While the new year may have seen a rough start the year, January tends to be a strong month for U.S. markets and stock-related exchange traded funds.
The S&P 500 Index’s average price return of 1.8% in all Januarys since the index was created in 1954, compared to 0.7% on average over the other 11 months, according to MarketWatch. This could be a rough outline for stock ETFs, like the SPDR S&P 500 ETF Trust (SPY), for how things could play out on average.
Ed Matts, Founder of Matrixtrade.com, said in a note that January gains are the result of “bed-and-breakfasting, where a stock is sold at the end of the year to crystallize a tax loss and then immediately rebought in the New Year.”
However, this January effect has lessened somewhat over time, but January is still an important period for markets, as the performance for the first month of the year is strongly correlated with overall annual performance in the following months.
“A comparison of January’s performance to the rest of the year reveals a correlation coefficient of 0.25, a meaningfully strong number,” Matts added. “Sampling every other month gives a correlation coefficient of only 0.016, a significantly lower number.”
There are also other factors that may contribute to this January effect.
For instance, Michael Arone, chief investment strategist with State Street Global Advisors pointed out that “there are so many things that have historically worked or have been strong signals in the past that broke down in 2018,” like the tendency for markets to rise in the months after midterm elections or December to be a top month for equity gains, “that it will be interesting to see if the January effect adage will hold true.”

Supplied records:
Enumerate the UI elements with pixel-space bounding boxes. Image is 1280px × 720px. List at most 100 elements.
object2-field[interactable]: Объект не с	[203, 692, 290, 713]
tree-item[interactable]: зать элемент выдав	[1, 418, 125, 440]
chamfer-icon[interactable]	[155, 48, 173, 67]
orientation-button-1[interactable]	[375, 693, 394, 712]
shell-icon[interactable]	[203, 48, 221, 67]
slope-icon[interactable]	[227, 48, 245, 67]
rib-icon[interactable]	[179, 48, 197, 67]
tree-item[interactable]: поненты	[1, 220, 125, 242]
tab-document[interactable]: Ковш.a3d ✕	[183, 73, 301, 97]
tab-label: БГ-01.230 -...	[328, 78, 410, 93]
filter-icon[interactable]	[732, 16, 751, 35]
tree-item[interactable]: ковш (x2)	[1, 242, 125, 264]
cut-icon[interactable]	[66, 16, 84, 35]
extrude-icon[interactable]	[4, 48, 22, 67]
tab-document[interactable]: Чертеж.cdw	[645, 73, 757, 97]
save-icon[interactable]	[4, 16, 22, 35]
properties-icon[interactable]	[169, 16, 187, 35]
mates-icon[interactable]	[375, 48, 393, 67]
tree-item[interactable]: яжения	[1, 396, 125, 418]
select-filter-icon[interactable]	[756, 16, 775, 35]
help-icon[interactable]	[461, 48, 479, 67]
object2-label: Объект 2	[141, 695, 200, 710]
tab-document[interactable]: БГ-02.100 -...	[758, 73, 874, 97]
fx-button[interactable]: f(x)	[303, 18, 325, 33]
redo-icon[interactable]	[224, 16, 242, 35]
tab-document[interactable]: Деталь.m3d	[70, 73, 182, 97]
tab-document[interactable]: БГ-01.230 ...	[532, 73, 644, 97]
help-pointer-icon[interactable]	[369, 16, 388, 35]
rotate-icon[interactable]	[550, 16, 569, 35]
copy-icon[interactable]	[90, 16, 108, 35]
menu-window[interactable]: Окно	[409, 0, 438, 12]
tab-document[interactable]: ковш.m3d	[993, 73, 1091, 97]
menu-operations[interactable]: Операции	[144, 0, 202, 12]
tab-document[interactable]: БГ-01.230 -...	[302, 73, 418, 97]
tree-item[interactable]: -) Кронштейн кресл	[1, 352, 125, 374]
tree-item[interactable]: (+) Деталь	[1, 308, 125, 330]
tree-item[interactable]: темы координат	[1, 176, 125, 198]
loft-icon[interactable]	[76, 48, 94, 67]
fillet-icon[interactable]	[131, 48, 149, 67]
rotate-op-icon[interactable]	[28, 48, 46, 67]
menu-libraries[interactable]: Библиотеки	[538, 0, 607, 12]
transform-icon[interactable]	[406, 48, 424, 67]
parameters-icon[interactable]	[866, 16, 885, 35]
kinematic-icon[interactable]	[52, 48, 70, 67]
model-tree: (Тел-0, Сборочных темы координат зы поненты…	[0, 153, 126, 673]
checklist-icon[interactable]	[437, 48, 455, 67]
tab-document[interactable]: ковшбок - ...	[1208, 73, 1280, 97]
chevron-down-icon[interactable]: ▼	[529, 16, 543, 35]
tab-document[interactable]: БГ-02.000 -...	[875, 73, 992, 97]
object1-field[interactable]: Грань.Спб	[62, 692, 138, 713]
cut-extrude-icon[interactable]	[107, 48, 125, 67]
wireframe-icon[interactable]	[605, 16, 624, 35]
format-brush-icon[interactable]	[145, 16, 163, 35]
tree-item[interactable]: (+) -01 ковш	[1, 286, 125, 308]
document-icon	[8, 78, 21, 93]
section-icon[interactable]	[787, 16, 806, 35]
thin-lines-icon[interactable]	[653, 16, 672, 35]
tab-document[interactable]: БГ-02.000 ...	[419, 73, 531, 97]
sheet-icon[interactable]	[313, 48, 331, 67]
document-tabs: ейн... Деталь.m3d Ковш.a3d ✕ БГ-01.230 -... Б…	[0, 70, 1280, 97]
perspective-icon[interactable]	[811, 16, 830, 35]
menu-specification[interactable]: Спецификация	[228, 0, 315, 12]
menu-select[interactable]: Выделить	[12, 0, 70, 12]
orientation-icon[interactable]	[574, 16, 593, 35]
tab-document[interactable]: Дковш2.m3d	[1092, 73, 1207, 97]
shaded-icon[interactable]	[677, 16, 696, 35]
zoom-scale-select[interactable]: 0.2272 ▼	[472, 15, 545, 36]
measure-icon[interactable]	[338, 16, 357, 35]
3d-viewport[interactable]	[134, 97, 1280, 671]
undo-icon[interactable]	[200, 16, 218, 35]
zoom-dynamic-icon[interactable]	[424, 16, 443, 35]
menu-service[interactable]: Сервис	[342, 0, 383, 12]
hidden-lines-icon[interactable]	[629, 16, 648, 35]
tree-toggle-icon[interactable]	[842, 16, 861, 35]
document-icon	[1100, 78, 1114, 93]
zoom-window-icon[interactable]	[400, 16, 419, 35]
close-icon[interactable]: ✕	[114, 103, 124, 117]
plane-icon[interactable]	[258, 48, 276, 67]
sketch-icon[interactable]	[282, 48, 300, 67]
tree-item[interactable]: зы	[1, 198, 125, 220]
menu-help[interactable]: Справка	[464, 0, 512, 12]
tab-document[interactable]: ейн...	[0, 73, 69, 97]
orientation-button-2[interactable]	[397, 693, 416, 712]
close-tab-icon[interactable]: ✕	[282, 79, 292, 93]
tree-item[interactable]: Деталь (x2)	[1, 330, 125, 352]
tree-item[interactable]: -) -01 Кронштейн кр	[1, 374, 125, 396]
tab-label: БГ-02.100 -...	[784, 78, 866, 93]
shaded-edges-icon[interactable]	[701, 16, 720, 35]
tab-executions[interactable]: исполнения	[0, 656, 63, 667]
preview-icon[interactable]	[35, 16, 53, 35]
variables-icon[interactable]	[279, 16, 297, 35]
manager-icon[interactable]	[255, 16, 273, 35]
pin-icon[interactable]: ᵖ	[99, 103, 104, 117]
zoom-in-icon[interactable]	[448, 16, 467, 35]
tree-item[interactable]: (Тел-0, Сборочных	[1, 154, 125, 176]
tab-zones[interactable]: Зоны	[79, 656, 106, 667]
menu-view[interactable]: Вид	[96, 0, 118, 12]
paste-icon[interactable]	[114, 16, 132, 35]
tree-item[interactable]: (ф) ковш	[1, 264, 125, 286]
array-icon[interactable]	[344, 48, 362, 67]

Your goal: Duplicate the article on the January effect in U.S. stock markets in full, word for word.

Result of this exercise:
While the new year may have seen a rough start the year, January tends to be a strong month for U.S. markets and stock-related exchange traded funds.
The S&P 500 Index’s average price return of 1.8% in all Januarys since the index was created in 1954, compared to 0.7% on average over the other 11 months, according to MarketWatch. This could be a rough outline for stock ETFs, like the SPDR S&P 500 ETF Trust (SPY), for how things could play out on average.
Ed Matts, Founder of Matrixtrade.com, said in a note that January gains are the result of “bed-and-breakfasting, where a stock is sold at the end of the year to crystallize a tax loss and then immediately rebought in the New Year.”
However, this January effect has lessened somewhat over time, but January is still an important period for markets, as the performance for the first month of the year is strongly correlated with overall annual performance in the following months.
“A comparison of January’s performance to the rest of the year reveals a correlation coefficient of 0.25, a meaningfully strong number,” Matts added. “Sampling every other month gives a correlation coefficient of only 0.016, a significantly lower number.”
There are also other factors that may contribute to this January effect.
For instance, Michael Arone, chief investment strategist with State Street Global Advisors pointed out that “there are so many things that have historically worked or have been strong signals in the past that broke down in 2018,” like the tendency for markets to rise in the months after midterm elections or December to be a top month for equity gains, “that it will be interesting to see if the January effect adage will hold true.”